**Work to do**
Give every line of the data again, unchanged, but with no pictures.
____
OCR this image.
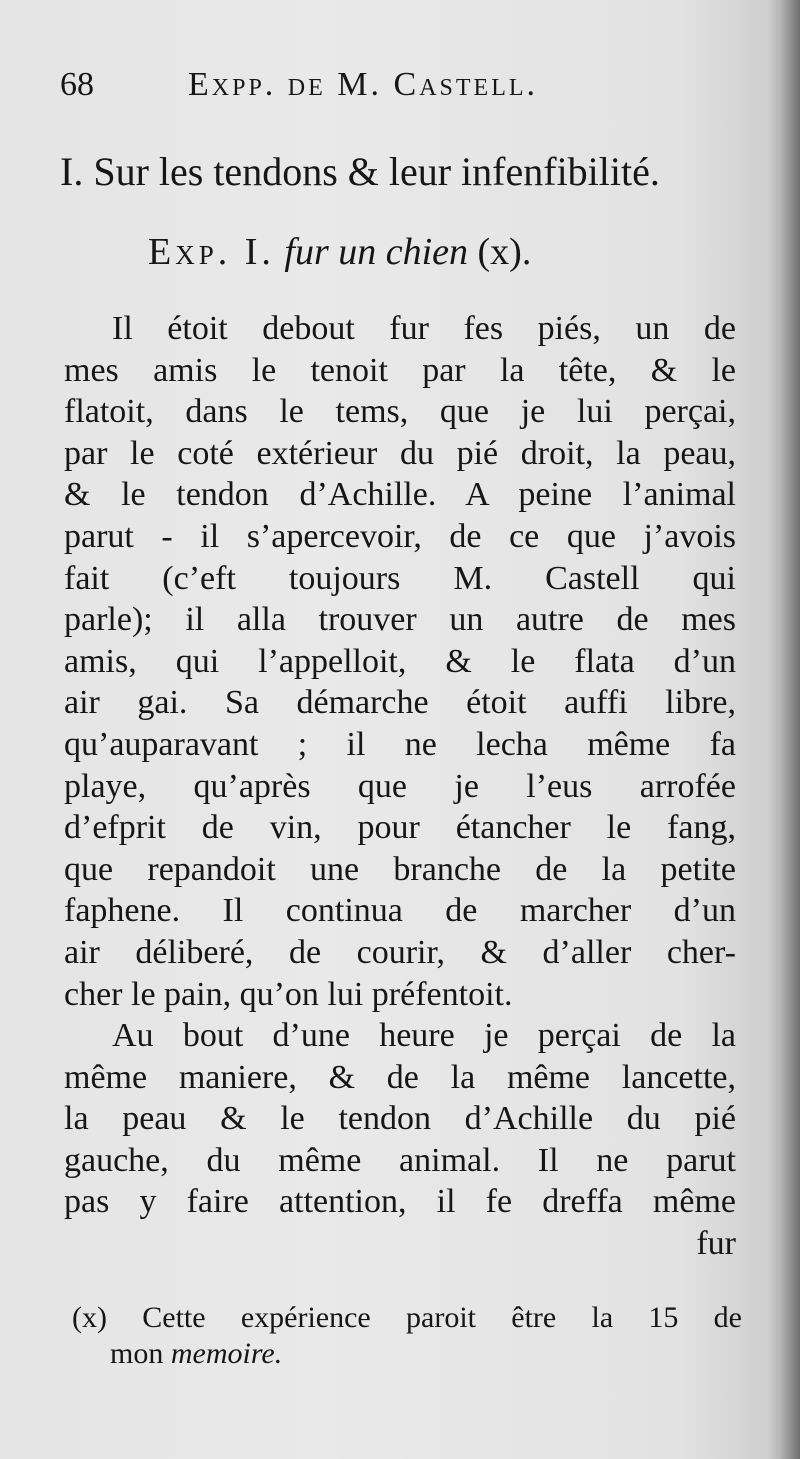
68	Expp. de M. Castell.
I. Sur les tendons & leur infenfibilité.
Exp. I. fur un chien (x).
Il étoit debout fur fes piés, un de
mes amis le tenoit par la tête, & le
flatoit, dans le tems, que je lui perçai,
par le coté extérieur du pié droit, la peau,
& le tendon d’Achille. A peine l’animal
parut - il s’apercevoir, de ce que j’avois
fait (c’eft toujours M. Castell qui
parle); il alla trouver un autre de mes
amis, qui l’appelloit, & le flata d’un
air gai. Sa démarche étoit auffi libre,
qu’auparavant ; il ne lecha même fa
playe, qu’après que je l’eus arrofée
d’efprit de vin, pour étancher le fang,
que repandoit une branche de la petite
faphene. Il continua de marcher d’un
air déliberé, de courir, & d’aller cher-
cher le pain, qu’on lui préfentoit.
Au bout d’une heure je perçai de la
même maniere, & de la même lancette,
la peau & le tendon d’Achille du pié
gauche, du même animal. Il ne parut
pas y faire attention, il fe dreffa même
fur
(x) Cette expérience paroit être la 15 de
mon memoire.
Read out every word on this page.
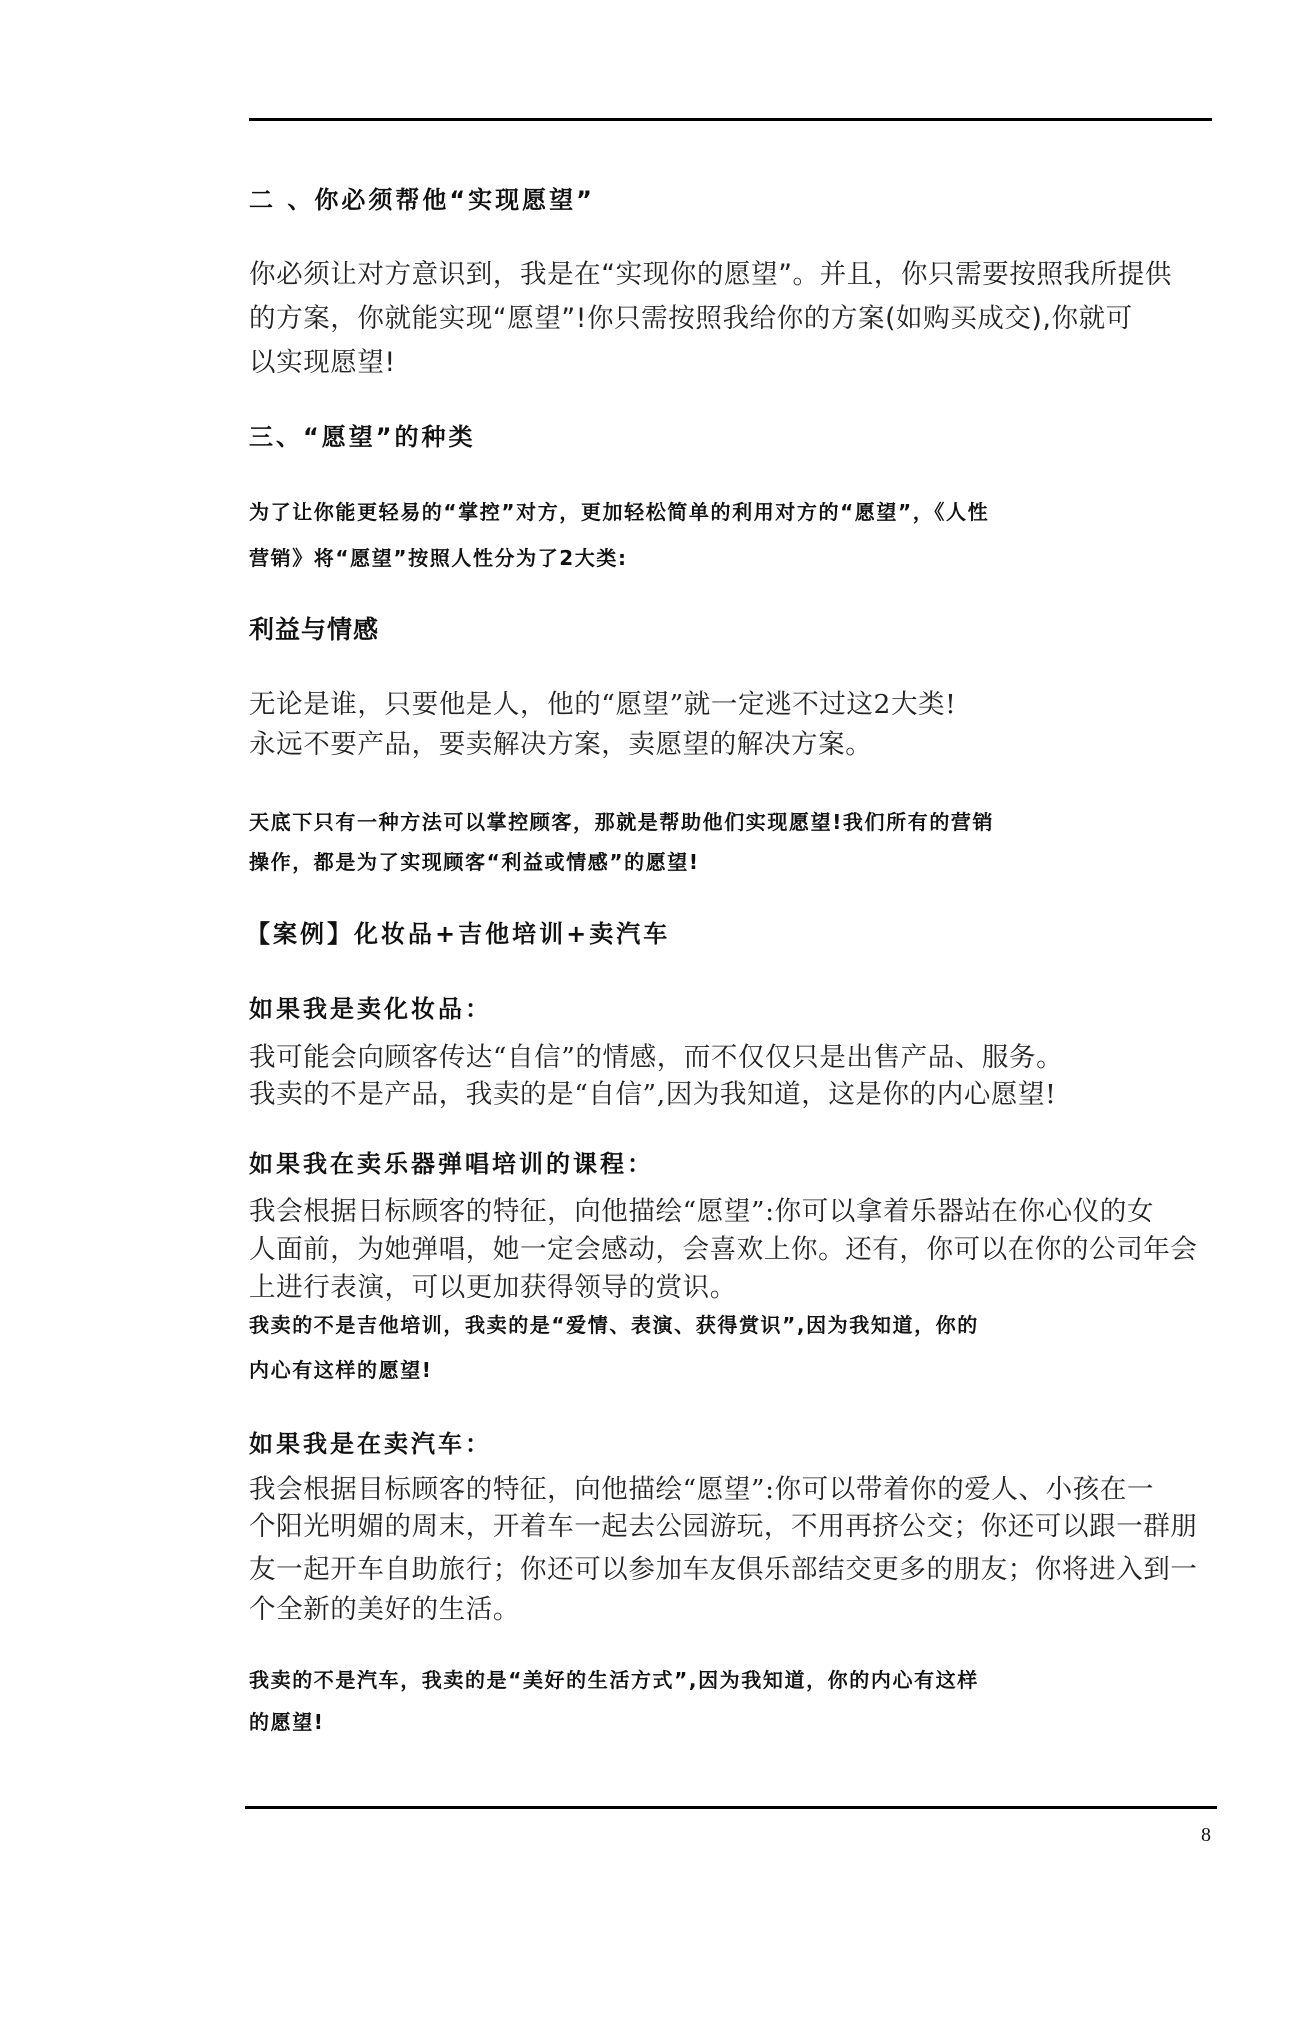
二 、你必须帮他“实现愿望”
你必须让对方意识到，我是在“实现你的愿望”。并且，你只需要按照我所提供
的方案，你就能实现“愿望”!你只需按照我给你的方案(如购买成交),你就可
以实现愿望!
三、“愿望”的种类
为了让你能更轻易的“掌控”对方，更加轻松简单的利用对方的“愿望”，《人性
营销》将“愿望”按照人性分为了2大类:
利益与情感
无论是谁，只要他是人，他的“愿望”就一定逃不过这2大类!
永远不要产品，要卖解决方案，卖愿望的解决方案。
天底下只有一种方法可以掌控顾客，那就是帮助他们实现愿望!我们所有的营销
操作，都是为了实现顾客“利益或情感”的愿望!
【案例】化妆品+吉他培训+卖汽车
如果我是卖化妆品：
我可能会向顾客传达“自信”的情感，而不仅仅只是出售产品、服务。
我卖的不是产品，我卖的是“自信”,因为我知道，这是你的内心愿望!
如果我在卖乐器弹唱培训的课程：
我会根据日标顾客的特征，向他描绘“愿望”:你可以拿着乐器站在你心仪的女
人面前，为她弹唱，她一定会感动，会喜欢上你。还有，你可以在你的公司年会
上进行表演，可以更加获得领导的赏识。
我卖的不是吉他培训，我卖的是“爱情、表演、获得赏识”,因为我知道，你的
内心有这样的愿望!
如果我是在卖汽车：
我会根据目标顾客的特征，向他描绘“愿望”:你可以带着你的爱人、小孩在一
个阳光明媚的周末，开着车一起去公园游玩，不用再挤公交；你还可以跟一群朋
友一起开车自助旅行；你还可以参加车友俱乐部结交更多的朋友；你将进入到一
个全新的美好的生活。
我卖的不是汽车，我卖的是“美好的生活方式”,因为我知道，你的内心有这样
的愿望!
8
____
**Result**
OCR this image.
68	Expp. de M. Castell.
I. Sur les tendons & leur infenfibilité.
Exp. I. fur un chien (x).
Il étoit debout fur fes piés, un de
mes amis le tenoit par la tête, & le
flatoit, dans le tems, que je lui perçai,
par le coté extérieur du pié droit, la peau,
& le tendon d’Achille. A peine l’animal
parut - il s’apercevoir, de ce que j’avois
fait (c’eft toujours M. Castell qui
parle); il alla trouver un autre de mes
amis, qui l’appelloit, & le flata d’un
air gai. Sa démarche étoit auffi libre,
qu’auparavant ; il ne lecha même fa
playe, qu’après que je l’eus arrofée
d’efprit de vin, pour étancher le fang,
que repandoit une branche de la petite
faphene. Il continua de marcher d’un
air déliberé, de courir, & d’aller cher-
cher le pain, qu’on lui préfentoit.
Au bout d’une heure je perçai de la
même maniere, & de la même lancette,
la peau & le tendon d’Achille du pié
gauche, du même animal. Il ne parut
pas y faire attention, il fe dreffa même
fur
(x) Cette expérience paroit être la 15 de
mon memoire.
Read out every word on this page.
二 、你必须帮他“实现愿望”
你必须让对方意识到，我是在“实现你的愿望”。并且，你只需要按照我所提供
的方案，你就能实现“愿望”!你只需按照我给你的方案(如购买成交),你就可
以实现愿望!
三、“愿望”的种类
为了让你能更轻易的“掌控”对方，更加轻松简单的利用对方的“愿望”，《人性
营销》将“愿望”按照人性分为了2大类:
利益与情感
无论是谁，只要他是人，他的“愿望”就一定逃不过这2大类!
永远不要产品，要卖解决方案，卖愿望的解决方案。
天底下只有一种方法可以掌控顾客，那就是帮助他们实现愿望!我们所有的营销
操作，都是为了实现顾客“利益或情感”的愿望!
【案例】化妆品+吉他培训+卖汽车
如果我是卖化妆品：
我可能会向顾客传达“自信”的情感，而不仅仅只是出售产品、服务。
我卖的不是产品，我卖的是“自信”,因为我知道，这是你的内心愿望!
如果我在卖乐器弹唱培训的课程：
我会根据日标顾客的特征，向他描绘“愿望”:你可以拿着乐器站在你心仪的女
人面前，为她弹唱，她一定会感动，会喜欢上你。还有，你可以在你的公司年会
上进行表演，可以更加获得领导的赏识。
我卖的不是吉他培训，我卖的是“爱情、表演、获得赏识”,因为我知道，你的
内心有这样的愿望!
如果我是在卖汽车：
我会根据目标顾客的特征，向他描绘“愿望”:你可以带着你的爱人、小孩在一
个阳光明媚的周末，开着车一起去公园游玩，不用再挤公交；你还可以跟一群朋
友一起开车自助旅行；你还可以参加车友俱乐部结交更多的朋友；你将进入到一
个全新的美好的生活。
我卖的不是汽车，我卖的是“美好的生活方式”,因为我知道，你的内心有这样
的愿望!
8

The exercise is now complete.